* _Records for this task_:
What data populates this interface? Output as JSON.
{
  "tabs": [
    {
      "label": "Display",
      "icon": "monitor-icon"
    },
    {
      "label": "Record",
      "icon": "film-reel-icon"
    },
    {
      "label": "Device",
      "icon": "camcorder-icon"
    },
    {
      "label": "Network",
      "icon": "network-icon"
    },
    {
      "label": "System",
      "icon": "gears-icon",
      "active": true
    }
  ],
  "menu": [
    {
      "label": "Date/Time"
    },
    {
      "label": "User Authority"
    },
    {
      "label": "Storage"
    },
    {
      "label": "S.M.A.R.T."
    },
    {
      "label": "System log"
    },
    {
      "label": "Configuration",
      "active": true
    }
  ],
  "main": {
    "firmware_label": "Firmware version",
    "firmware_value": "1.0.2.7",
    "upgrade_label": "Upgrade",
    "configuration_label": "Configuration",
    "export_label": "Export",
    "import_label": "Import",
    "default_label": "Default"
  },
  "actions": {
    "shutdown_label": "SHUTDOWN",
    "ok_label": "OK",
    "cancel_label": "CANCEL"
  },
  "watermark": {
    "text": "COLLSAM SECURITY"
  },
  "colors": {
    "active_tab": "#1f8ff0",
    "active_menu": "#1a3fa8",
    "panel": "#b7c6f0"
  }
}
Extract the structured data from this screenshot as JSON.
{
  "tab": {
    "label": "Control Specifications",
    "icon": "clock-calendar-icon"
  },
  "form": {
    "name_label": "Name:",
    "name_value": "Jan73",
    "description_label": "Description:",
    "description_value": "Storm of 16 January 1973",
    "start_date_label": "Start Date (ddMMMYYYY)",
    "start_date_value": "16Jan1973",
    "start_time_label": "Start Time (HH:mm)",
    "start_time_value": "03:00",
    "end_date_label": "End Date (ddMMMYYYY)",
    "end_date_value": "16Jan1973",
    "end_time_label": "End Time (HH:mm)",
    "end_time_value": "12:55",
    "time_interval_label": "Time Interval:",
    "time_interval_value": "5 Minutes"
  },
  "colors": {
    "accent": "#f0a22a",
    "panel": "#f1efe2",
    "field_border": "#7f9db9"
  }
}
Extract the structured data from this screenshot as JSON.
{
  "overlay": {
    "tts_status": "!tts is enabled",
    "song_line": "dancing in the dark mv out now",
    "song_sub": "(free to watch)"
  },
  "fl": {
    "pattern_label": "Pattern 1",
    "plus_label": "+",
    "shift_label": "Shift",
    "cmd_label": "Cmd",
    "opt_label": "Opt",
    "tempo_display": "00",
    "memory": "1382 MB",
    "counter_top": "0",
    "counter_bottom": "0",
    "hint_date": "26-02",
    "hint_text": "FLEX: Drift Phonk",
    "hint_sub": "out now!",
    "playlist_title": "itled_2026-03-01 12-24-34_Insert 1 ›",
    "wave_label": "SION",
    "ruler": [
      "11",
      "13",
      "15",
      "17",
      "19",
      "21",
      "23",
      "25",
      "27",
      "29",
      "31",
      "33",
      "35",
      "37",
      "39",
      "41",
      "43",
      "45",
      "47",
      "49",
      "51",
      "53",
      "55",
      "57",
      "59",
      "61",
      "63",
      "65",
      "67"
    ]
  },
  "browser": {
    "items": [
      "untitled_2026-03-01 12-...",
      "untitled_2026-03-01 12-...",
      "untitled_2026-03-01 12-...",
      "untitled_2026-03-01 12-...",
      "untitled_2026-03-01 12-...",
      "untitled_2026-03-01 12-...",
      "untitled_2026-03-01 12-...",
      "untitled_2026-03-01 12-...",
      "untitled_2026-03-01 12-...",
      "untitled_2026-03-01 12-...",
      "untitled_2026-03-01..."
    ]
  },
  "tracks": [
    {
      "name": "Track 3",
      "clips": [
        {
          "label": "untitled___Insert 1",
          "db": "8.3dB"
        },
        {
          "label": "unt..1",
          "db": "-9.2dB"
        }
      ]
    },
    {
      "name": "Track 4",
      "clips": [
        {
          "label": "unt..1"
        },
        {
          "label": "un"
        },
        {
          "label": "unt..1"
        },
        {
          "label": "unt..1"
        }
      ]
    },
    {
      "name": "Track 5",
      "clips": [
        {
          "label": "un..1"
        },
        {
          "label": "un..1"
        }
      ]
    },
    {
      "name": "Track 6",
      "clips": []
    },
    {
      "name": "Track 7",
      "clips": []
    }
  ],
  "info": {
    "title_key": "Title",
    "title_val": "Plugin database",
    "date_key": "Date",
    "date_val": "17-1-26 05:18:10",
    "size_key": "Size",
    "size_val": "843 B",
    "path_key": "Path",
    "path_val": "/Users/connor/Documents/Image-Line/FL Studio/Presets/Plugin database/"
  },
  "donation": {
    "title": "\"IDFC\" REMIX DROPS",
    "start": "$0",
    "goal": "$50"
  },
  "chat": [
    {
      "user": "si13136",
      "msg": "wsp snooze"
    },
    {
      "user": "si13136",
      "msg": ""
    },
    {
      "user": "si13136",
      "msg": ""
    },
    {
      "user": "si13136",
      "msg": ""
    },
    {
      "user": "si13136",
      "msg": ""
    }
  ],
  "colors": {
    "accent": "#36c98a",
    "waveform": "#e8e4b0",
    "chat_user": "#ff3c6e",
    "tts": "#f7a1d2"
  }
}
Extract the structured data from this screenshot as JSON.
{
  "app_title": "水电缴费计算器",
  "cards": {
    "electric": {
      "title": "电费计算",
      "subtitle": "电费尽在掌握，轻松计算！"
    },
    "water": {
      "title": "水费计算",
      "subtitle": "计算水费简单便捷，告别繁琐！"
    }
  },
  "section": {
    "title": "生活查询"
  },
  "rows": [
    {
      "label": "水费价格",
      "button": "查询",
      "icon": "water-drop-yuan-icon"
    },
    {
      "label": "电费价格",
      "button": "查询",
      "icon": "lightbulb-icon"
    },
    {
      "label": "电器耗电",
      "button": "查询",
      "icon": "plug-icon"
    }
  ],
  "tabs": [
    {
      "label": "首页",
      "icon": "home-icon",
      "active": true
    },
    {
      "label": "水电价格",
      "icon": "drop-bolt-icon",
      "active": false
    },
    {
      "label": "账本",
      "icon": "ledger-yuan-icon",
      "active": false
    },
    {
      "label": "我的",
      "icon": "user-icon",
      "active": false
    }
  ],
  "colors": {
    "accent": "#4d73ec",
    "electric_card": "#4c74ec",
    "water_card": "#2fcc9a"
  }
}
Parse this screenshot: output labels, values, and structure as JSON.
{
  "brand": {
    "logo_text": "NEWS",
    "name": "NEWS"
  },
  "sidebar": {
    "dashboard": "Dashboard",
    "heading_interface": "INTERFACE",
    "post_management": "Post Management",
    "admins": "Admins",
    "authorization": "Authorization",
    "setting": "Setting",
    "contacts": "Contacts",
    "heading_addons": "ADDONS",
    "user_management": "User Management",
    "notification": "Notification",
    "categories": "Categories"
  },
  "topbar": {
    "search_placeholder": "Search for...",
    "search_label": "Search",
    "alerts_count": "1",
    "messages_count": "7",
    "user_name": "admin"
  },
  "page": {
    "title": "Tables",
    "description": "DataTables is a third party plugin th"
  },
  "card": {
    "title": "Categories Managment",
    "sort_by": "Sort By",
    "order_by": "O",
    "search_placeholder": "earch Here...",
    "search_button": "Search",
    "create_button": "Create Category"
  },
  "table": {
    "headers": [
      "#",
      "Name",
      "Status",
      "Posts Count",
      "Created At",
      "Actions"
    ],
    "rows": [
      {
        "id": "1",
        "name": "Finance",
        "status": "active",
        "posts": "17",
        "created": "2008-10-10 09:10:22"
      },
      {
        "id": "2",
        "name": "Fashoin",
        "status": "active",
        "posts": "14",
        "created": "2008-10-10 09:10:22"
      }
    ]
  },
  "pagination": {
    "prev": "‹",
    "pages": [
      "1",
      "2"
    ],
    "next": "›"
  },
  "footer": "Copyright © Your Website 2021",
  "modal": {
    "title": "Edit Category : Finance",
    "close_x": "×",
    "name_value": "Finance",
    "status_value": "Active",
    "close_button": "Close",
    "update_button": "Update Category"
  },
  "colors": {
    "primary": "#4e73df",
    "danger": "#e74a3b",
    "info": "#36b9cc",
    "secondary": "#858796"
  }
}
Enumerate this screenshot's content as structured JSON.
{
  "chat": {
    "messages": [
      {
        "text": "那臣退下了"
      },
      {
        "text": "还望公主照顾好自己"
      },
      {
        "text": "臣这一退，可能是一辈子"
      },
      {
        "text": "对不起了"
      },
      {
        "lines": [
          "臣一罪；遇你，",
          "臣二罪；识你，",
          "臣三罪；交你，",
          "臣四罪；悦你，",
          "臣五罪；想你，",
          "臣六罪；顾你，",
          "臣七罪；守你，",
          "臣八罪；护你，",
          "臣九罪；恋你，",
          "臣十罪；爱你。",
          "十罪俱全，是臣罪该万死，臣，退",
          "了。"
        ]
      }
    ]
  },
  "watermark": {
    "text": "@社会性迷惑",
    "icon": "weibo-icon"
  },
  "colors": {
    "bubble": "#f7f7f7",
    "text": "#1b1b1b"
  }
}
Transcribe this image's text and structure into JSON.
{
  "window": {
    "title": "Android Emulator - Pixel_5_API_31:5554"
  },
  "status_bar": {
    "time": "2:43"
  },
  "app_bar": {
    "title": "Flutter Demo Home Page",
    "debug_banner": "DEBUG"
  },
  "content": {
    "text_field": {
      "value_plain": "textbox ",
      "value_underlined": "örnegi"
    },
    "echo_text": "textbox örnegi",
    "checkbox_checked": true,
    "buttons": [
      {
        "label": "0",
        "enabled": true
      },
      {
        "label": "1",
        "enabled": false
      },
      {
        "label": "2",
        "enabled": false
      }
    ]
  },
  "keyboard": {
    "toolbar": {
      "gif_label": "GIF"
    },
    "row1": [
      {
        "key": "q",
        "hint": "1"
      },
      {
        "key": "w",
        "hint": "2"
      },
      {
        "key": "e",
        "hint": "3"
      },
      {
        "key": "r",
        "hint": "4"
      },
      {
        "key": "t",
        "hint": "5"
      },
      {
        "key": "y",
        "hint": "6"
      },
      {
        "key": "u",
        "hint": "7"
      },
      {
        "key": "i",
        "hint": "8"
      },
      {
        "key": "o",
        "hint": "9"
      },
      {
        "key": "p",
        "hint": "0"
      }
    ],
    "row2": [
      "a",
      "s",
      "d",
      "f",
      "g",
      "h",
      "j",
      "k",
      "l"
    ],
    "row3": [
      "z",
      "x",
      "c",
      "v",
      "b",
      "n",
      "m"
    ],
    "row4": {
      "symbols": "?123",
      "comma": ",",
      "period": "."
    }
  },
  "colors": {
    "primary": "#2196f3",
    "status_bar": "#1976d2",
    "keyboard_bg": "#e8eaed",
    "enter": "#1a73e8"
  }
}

* _The exercise_: Scan the material above for the string "content" and return the lines that hold it.

* _Written response_:
Enumerate this screenshot's content as structured JSON.
  "content": {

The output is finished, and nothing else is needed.